GOAL -
Would you copy out the whole listing exactly as given?

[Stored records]
◇ ◇ ◇ ◇

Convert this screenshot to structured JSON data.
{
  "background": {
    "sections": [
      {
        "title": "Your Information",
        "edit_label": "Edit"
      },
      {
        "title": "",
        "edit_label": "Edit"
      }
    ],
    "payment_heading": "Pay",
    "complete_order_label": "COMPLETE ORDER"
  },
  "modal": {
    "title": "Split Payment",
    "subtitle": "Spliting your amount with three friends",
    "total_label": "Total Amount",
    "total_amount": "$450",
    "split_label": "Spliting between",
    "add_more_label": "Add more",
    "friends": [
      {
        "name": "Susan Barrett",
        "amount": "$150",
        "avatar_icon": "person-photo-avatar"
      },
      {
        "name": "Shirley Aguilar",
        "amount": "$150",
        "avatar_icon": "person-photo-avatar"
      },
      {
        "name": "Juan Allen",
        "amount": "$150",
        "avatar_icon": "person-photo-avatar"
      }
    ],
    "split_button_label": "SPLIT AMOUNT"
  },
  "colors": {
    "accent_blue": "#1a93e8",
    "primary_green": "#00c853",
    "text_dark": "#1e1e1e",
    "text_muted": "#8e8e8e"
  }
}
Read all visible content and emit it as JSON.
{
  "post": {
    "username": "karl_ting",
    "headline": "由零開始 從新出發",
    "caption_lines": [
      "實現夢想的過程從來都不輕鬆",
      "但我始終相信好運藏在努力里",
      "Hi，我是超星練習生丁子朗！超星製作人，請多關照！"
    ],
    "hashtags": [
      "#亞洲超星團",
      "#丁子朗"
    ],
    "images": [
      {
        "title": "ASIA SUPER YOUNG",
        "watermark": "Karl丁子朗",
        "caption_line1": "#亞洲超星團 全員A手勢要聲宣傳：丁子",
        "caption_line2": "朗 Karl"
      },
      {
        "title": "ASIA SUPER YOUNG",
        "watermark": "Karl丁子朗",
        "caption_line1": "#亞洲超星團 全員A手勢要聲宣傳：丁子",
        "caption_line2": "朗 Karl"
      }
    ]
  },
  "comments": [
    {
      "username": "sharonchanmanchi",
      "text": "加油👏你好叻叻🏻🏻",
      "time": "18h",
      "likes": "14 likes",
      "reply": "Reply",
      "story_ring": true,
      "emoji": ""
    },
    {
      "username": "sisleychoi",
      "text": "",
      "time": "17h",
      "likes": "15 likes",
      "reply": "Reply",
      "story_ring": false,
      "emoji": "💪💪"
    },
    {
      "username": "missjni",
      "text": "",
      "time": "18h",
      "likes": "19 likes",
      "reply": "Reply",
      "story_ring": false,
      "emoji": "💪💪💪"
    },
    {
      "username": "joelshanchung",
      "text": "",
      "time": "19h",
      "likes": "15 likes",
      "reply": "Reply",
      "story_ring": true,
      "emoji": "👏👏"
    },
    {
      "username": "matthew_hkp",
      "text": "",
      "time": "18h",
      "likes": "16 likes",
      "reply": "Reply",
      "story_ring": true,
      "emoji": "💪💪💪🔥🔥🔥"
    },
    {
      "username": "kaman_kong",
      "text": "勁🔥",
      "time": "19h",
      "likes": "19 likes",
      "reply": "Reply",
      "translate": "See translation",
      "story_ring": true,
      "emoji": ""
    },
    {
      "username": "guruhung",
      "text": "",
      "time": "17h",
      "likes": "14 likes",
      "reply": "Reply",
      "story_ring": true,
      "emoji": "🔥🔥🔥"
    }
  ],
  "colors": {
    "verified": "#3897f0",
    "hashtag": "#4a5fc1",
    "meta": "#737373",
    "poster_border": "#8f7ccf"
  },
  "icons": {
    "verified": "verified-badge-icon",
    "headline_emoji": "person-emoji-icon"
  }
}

◇ ◇ ◇ ◇

CORRECT RESULT -
Convert this screenshot to structured JSON data.
{
  "background": {
    "sections": [
      {
        "title": "Your Information",
        "edit_label": "Edit"
      },
      {
        "title": "",
        "edit_label": "Edit"
      }
    ],
    "payment_heading": "Pay",
    "complete_order_label": "COMPLETE ORDER"
  },
  "modal": {
    "title": "Split Payment",
    "subtitle": "Spliting your amount with three friends",
    "total_label": "Total Amount",
    "total_amount": "$450",
    "split_label": "Spliting between",
    "add_more_label": "Add more",
    "friends": [
      {
        "name": "Susan Barrett",
        "amount": "$150",
        "avatar_icon": "person-photo-avatar"
      },
      {
        "name": "Shirley Aguilar",
        "amount": "$150",
        "avatar_icon": "person-photo-avatar"
      },
      {
        "name": "Juan Allen",
        "amount": "$150",
        "avatar_icon": "person-photo-avatar"
      }
    ],
    "split_button_label": "SPLIT AMOUNT"
  },
  "colors": {
    "accent_blue": "#1a93e8",
    "primary_green": "#00c853",
    "text_dark": "#1e1e1e",
    "text_muted": "#8e8e8e"
  }
}
Read all visible content and emit it as JSON.
{
  "post": {
    "username": "karl_ting",
    "headline": "由零開始 從新出發",
    "caption_lines": [
      "實現夢想的過程從來都不輕鬆",
      "但我始終相信好運藏在努力里",
      "Hi，我是超星練習生丁子朗！超星製作人，請多關照！"
    ],
    "hashtags": [
      "#亞洲超星團",
      "#丁子朗"
    ],
    "images": [
      {
        "title": "ASIA SUPER YOUNG",
        "watermark": "Karl丁子朗",
        "caption_line1": "#亞洲超星團 全員A手勢要聲宣傳：丁子",
        "caption_line2": "朗 Karl"
      },
      {
        "title": "ASIA SUPER YOUNG",
        "watermark": "Karl丁子朗",
        "caption_line1": "#亞洲超星團 全員A手勢要聲宣傳：丁子",
        "caption_line2": "朗 Karl"
      }
    ]
  },
  "comments": [
    {
      "username": "sharonchanmanchi",
      "text": "加油👏你好叻叻🏻🏻",
      "time": "18h",
      "likes": "14 likes",
      "reply": "Reply",
      "story_ring": true,
      "emoji": ""
    },
    {
      "username": "sisleychoi",
      "text": "",
      "time": "17h",
      "likes": "15 likes",
      "reply": "Reply",
      "story_ring": false,
      "emoji": "💪💪"
    },
    {
      "username": "missjni",
      "text": "",
      "time": "18h",
      "likes": "19 likes",
      "reply": "Reply",
      "story_ring": false,
      "emoji": "💪💪💪"
    },
    {
      "username": "joelshanchung",
      "text": "",
      "time": "19h",
      "likes": "15 likes",
      "reply": "Reply",
      "story_ring": true,
      "emoji": "👏👏"
    },
    {
      "username": "matthew_hkp",
      "text": "",
      "time": "18h",
      "likes": "16 likes",
      "reply": "Reply",
      "story_ring": true,
      "emoji": "💪💪💪🔥🔥🔥"
    },
    {
      "username": "kaman_kong",
      "text": "勁🔥",
      "time": "19h",
      "likes": "19 likes",
      "reply": "Reply",
      "translate": "See translation",
      "story_ring": true,
      "emoji": ""
    },
    {
      "username": "guruhung",
      "text": "",
      "time": "17h",
      "likes": "14 likes",
      "reply": "Reply",
      "story_ring": true,
      "emoji": "🔥🔥🔥"
    }
  ],
  "colors": {
    "verified": "#3897f0",
    "hashtag": "#4a5fc1",
    "meta": "#737373",
    "poster_border": "#8f7ccf"
  },
  "icons": {
    "verified": "verified-badge-icon",
    "headline_emoji": "person-emoji-icon"
  }
}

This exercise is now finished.